→ PROBLEM REQUIREMENTS
Locate the lines that hold the string "JSON". Copy every such line.

Records excerpted from a collection
## Start

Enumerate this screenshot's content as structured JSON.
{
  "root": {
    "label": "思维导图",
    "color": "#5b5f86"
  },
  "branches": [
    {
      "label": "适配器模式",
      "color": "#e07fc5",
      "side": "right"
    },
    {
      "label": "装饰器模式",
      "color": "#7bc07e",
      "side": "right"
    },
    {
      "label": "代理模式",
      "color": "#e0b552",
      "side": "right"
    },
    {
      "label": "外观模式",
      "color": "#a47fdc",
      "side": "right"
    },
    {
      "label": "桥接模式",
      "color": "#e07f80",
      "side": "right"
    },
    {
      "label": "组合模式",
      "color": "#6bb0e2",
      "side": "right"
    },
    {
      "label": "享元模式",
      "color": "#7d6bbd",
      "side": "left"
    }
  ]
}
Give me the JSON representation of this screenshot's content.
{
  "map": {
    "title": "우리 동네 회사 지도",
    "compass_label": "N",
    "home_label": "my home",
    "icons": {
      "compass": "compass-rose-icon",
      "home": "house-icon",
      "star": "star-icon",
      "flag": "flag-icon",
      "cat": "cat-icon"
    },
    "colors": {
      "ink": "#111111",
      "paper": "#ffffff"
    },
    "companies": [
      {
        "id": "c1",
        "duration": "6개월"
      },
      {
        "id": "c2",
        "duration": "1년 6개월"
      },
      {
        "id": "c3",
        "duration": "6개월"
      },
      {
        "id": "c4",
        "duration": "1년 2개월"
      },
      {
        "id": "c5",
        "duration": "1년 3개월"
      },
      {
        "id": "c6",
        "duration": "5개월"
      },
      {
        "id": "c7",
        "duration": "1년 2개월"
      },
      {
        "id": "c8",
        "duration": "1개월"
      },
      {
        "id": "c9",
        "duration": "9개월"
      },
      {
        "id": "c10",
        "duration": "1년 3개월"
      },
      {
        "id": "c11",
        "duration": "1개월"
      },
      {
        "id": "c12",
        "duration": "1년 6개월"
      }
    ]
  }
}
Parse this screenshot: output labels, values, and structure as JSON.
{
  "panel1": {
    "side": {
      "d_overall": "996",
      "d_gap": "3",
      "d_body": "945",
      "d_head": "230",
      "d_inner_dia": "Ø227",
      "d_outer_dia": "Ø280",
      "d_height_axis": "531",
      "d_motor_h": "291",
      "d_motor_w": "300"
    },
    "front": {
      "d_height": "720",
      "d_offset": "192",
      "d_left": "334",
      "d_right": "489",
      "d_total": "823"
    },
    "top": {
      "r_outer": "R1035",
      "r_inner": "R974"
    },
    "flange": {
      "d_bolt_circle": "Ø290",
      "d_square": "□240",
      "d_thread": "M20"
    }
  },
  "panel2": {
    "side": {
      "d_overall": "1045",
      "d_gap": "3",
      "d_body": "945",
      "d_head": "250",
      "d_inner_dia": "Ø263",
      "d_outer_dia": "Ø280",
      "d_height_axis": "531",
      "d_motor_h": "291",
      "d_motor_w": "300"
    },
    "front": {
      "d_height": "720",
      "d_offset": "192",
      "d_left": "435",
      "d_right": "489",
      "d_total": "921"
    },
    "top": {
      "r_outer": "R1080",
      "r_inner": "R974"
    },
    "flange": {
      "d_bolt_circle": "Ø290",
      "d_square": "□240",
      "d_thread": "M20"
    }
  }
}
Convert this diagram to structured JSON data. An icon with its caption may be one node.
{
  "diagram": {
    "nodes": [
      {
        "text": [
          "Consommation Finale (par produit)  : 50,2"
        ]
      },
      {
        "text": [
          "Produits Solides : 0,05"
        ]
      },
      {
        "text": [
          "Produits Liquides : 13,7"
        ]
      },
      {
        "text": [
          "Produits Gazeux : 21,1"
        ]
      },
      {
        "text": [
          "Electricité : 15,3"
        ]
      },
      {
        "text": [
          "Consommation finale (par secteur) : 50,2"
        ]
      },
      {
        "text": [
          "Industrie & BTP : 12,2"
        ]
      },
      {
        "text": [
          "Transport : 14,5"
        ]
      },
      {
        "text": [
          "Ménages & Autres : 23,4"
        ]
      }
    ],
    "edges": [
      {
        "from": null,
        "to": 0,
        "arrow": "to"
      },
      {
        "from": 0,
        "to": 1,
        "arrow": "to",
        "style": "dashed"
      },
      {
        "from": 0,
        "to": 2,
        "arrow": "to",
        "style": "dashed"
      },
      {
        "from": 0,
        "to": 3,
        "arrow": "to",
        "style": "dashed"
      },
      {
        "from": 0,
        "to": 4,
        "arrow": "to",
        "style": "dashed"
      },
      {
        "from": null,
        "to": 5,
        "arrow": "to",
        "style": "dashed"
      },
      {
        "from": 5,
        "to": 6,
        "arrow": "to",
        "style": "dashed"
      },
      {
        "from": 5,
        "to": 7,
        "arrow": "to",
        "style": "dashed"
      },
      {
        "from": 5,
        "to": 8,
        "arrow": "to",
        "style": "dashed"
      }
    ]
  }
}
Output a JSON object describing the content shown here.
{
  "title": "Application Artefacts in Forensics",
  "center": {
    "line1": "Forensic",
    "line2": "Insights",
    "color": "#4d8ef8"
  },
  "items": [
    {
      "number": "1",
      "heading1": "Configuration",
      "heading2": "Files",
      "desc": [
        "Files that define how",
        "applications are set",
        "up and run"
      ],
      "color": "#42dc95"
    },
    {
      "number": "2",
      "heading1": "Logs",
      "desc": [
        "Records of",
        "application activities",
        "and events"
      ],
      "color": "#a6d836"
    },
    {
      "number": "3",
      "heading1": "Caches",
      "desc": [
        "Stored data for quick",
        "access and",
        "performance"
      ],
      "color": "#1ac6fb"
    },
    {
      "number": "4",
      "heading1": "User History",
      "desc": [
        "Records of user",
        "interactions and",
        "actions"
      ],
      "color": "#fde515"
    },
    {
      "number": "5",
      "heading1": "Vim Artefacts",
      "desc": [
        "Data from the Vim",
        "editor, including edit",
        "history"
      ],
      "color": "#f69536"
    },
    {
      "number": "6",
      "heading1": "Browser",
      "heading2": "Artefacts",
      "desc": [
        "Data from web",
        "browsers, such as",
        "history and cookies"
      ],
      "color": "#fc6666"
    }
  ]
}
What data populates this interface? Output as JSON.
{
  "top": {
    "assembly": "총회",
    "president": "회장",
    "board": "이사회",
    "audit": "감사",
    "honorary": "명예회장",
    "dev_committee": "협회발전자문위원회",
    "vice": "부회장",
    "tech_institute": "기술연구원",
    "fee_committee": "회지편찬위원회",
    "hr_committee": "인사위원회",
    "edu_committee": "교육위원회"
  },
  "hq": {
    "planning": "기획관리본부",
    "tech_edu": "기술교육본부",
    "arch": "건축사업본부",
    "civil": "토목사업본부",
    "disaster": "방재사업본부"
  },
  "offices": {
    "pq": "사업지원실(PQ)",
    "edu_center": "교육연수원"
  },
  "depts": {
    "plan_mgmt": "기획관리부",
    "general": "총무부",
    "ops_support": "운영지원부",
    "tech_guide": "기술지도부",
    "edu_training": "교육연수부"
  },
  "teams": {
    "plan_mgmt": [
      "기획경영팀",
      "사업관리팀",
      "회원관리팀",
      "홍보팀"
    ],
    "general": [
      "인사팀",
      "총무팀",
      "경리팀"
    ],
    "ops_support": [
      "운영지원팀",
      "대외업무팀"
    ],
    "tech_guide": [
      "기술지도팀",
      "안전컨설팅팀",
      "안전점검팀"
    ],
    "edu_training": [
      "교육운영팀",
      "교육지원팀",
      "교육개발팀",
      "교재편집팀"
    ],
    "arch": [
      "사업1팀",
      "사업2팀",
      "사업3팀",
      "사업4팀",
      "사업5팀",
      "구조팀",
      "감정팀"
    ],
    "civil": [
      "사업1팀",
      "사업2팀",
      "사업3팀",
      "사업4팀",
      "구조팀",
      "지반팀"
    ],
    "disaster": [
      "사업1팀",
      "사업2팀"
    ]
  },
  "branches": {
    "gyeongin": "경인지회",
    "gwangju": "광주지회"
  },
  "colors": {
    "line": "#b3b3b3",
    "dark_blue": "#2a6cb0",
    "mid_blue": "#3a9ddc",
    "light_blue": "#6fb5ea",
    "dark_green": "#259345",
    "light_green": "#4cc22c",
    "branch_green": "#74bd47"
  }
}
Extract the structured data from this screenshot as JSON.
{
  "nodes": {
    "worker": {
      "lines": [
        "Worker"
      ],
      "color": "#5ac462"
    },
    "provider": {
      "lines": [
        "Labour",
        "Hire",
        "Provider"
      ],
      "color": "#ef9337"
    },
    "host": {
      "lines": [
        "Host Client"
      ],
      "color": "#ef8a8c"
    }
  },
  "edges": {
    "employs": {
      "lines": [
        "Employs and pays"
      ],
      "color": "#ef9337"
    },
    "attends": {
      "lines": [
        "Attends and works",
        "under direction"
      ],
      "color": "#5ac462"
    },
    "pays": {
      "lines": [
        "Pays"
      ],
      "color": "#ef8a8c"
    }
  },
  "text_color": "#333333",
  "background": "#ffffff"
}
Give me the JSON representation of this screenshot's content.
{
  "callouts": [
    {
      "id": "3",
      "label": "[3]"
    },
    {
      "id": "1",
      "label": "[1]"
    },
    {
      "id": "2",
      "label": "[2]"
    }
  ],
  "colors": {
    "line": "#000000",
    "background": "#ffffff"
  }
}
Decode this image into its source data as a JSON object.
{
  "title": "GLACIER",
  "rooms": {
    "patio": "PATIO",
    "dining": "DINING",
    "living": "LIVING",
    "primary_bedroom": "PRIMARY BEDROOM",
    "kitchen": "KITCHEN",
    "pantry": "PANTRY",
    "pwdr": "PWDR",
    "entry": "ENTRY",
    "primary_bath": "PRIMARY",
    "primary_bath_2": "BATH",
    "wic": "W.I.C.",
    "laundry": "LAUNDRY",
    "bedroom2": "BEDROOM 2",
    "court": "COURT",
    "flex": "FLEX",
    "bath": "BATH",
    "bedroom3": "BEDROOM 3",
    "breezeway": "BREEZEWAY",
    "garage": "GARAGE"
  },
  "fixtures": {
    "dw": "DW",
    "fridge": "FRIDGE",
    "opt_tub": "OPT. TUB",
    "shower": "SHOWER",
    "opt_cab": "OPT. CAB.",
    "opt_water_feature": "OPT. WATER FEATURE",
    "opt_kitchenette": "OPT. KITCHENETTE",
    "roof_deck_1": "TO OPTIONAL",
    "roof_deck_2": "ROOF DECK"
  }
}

## End

→ RESPONSE TO THIS EXERCISE
Enumerate this screenshot's content as structured JSON.
Give me the JSON representation of this screenshot's content.
Parse this screenshot: output labels, values, and structure as JSON.
Convert this diagram to structured JSON data. An icon with its caption may be one node.
Output a JSON object describing the content shown here.
What data populates this interface? Output as JSON.
Extract the structured data from this screenshot as JSON.
Give me the JSON representation of this screenshot's content.
Decode this image into its source data as a JSON object.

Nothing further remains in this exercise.